Stated problem 1: List every date given with an update note in the Azure Government article below.
Stated problem 2: From the Azure Government article, reproduce the stretch from "Guest Configuration Extension" through "product to fix.".

Missing Microsoft Applications in GCC High

An awesome feature to bring some sanity to Azure VM authentication and authorization is using Microsoft Azure Windows and Linux Virtual Machine Sign-in functionality. You can quickly test this by selecting the Login with Azure AD check box during provisioning.

I wanted to add MFA and User Sign In risk checks using conditional access before a user can actually log into the VM. When setting up my policy, I could not find Microsoft Azure Windows Virtual Machine Sign-in or Microsoft Azure Linux Virtual Machine Sign-in app. I was puzzled, so I quickly checked my commercial tenant and sure enough it existed. I initially thought it was one of those not in gov cloud, but only commercial cloud situation. I created a ticket to support and they came back noting that they have seen Microsoft applications missing in GCC High tenants. The quick fix is just to manually add the missing applications. Once they told me the application Id’s are the same, we can quickly just create it.

New-AzureADServicePrincipal -AppId '372140e0-b3b7-4226-8ef9-d57986796201' #Microsoft Azure Windows Virtual Machine Sign-in
New-AzureADServicePrincipal -AppId 'ce6ff14a-7fdc-4685-bbe0-f6afdfcfa8e0' #Microsoft Azure Linux Virtual Machine Sign-In

After running those PowerShell cmdlet’s in my cloud shell, I can now successfully see the apps during conditional access creation.

Guest Configuration Extension Broke in Azure Gov for RHEL 8.x+

UPDATE 4/11/2022 This has been fixed!

UPATE 4/3/2022 Still broke…waiting on product to fix.

UPDATE 3/4/2022 Microsoft product group will be pushing a fix out in 2 weeks to Azure Gov. I asked what the cause was, but nothing yet.

One of the great features of Azure Policy is the capability to audit OS settings for security baselines and compliance checking. I was deploying RHEL 8.4 and noticed the Guest Assignment was always hung in the pending state. I had no issues with Ubuntu, so it had to be something happening on the RHEL vm.

I navigated to /var/lib and saw the GuestConfig folder created, but when I was inside, it was empty. Hrm, this should be populated with folders and MOF files.

[root@rhel84 GuestConfig]# pwd
/var/lib/GuestConfig
[root@rhel84 GuestConfig]# ls -al
total 4
drwxr--r--.  2 root root    6 Feb 26 22:13 .
drwxr-xr-x. 41 root root 4096 Feb 26 22:13 ..

Next step was to tail the messages log to see if anything can pin point what is actually happening.

Stored rows:

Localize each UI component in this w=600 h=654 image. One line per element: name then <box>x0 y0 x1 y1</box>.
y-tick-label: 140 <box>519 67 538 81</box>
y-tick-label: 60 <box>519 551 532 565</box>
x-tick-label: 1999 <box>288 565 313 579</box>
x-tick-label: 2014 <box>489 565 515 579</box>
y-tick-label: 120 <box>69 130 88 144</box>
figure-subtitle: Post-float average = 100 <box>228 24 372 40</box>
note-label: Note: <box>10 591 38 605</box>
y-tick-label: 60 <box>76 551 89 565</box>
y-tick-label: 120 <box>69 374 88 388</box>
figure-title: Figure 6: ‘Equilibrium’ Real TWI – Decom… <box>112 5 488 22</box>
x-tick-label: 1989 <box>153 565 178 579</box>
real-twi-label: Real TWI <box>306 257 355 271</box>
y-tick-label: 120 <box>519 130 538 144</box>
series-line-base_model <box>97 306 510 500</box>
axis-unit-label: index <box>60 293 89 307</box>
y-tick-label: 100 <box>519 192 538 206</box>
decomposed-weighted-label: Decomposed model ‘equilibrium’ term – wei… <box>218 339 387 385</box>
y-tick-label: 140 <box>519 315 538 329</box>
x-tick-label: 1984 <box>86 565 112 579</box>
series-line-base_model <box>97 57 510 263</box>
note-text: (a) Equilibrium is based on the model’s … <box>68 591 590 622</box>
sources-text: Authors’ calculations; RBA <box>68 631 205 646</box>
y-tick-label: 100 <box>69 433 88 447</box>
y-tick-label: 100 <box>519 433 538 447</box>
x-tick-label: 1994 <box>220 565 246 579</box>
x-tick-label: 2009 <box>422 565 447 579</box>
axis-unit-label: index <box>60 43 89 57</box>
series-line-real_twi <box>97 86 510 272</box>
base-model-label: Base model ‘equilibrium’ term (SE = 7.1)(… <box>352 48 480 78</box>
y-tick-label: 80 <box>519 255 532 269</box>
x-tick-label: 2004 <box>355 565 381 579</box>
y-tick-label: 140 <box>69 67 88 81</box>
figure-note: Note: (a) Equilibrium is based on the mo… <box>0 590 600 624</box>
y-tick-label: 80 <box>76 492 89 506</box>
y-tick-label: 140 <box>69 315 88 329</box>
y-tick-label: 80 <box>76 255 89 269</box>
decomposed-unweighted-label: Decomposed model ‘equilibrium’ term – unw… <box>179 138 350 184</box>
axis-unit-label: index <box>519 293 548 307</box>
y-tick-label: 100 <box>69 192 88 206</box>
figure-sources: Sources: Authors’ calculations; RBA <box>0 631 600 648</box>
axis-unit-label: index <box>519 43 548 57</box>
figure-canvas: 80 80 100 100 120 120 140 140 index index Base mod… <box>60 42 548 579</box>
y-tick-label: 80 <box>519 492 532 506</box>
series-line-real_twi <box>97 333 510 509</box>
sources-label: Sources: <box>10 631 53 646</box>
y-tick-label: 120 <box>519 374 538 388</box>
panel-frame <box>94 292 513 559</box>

--

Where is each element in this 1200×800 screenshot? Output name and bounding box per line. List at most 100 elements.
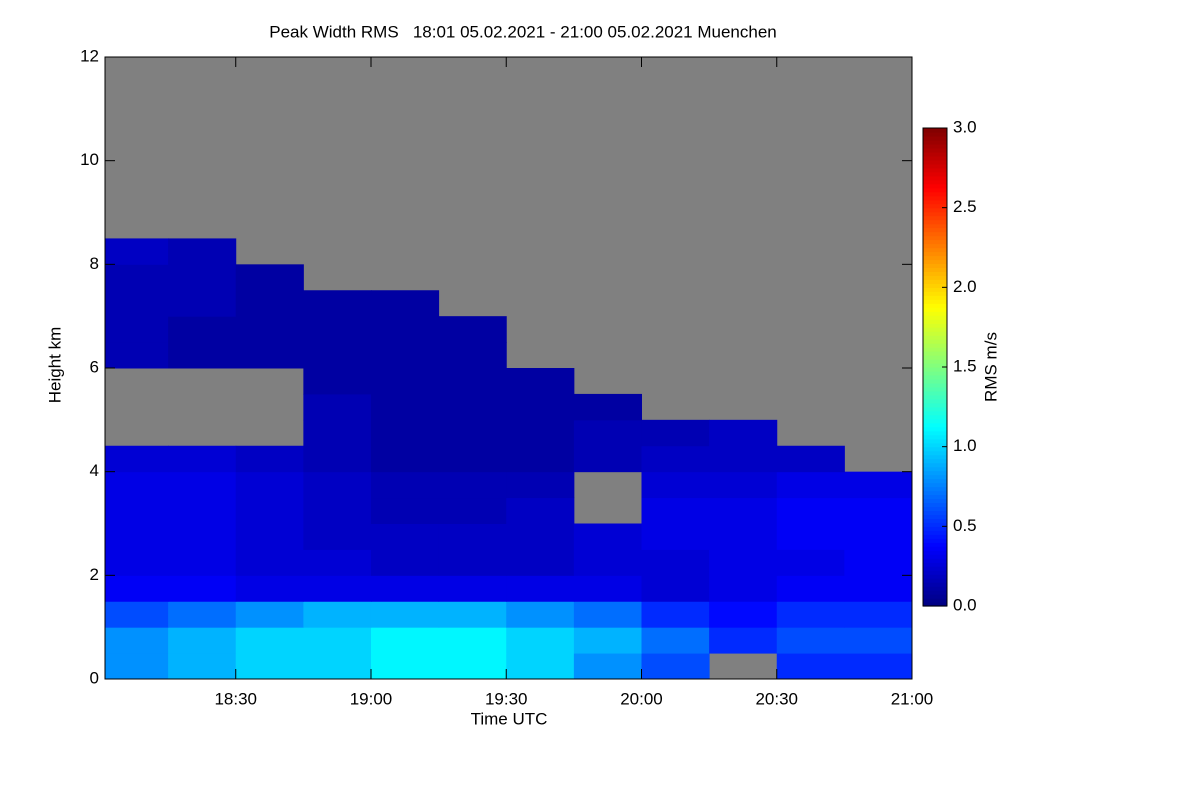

Expected output 1: 4/11/2022, 4/3/2022, 3/4/2022

Expected output 2:
Guest Configuration Extension Broke in Azure Gov for RHEL 8.x+

UPDATE 4/11/2022 This has been fixed!

UPATE 4/3/2022 Still broke…waiting on product to fix.